DATA LISTING
- - - - -

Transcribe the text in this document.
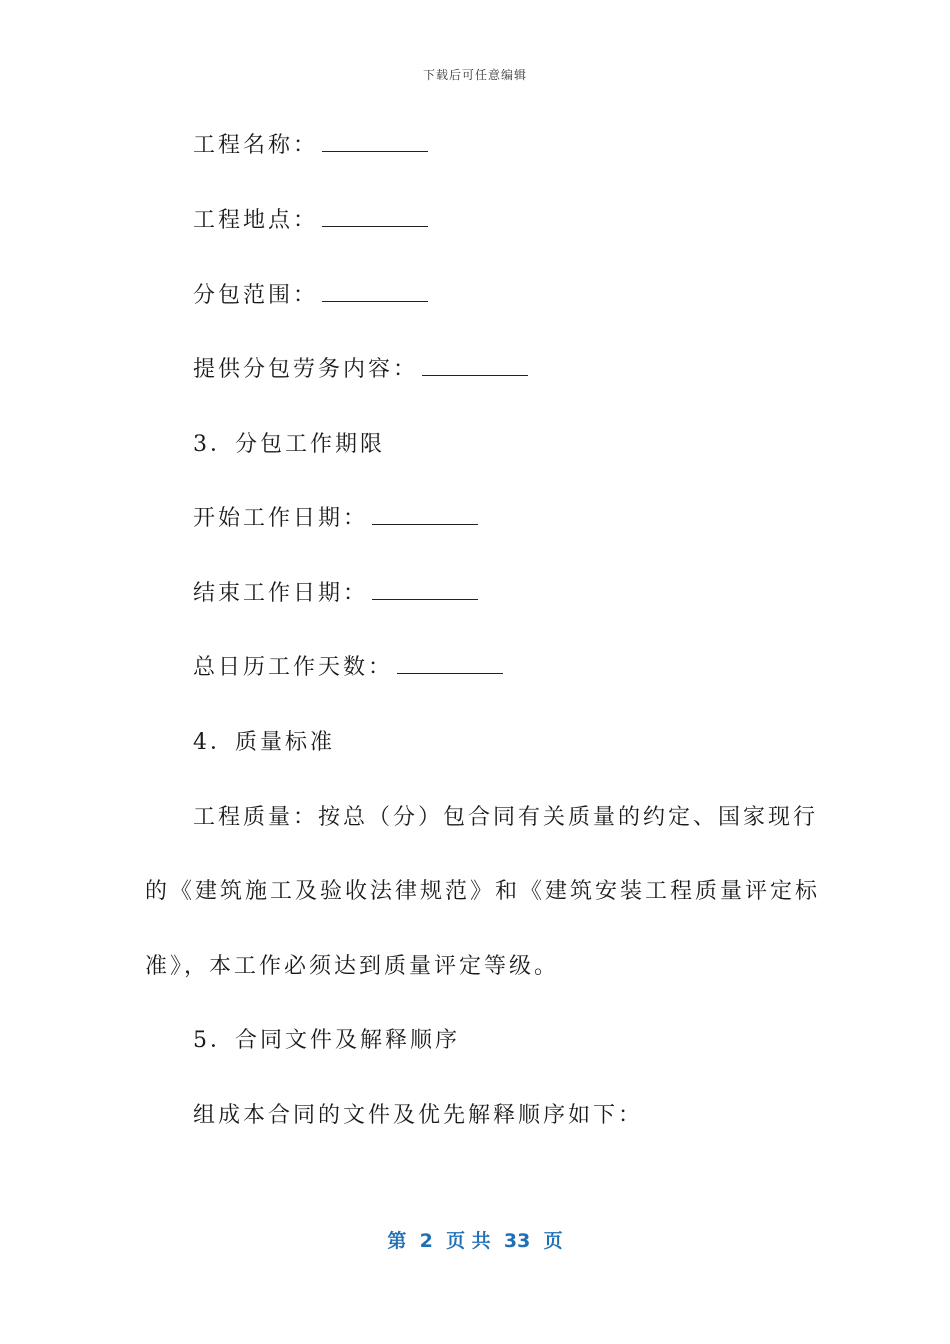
下载后可任意编辑
工程名称：
工程地点：
分包范围：
提供分包劳务内容：
3．分包工作期限
开始工作日期：
结束工作日期：
总日历工作天数：
4．质量标准
工程质量：按总（分）包合同有关质量的约定、国家现行
的《建筑施工及验收法律规范》和《建筑安装工程质量评定标
准》，本工作必须达到质量评定等级。
5．合同文件及解释顺序
组成本合同的文件及优先解释顺序如下：
第  2  页 共  33  页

- - - - -

WHAT NEEDS TO BE DONE
Repeat the material exactly as it reads, without any of its pictures.

ANSWER
Transcribe the text in this document.
下载后可任意编辑
工程名称：
工程地点：
分包范围：
提供分包劳务内容：
3．分包工作期限
开始工作日期：
结束工作日期：
总日历工作天数：
4．质量标准
工程质量：按总（分）包合同有关质量的约定、国家现行
的《建筑施工及验收法律规范》和《建筑安装工程质量评定标
准》，本工作必须达到质量评定等级。
5．合同文件及解释顺序
组成本合同的文件及优先解释顺序如下：
第  2  页 共  33  页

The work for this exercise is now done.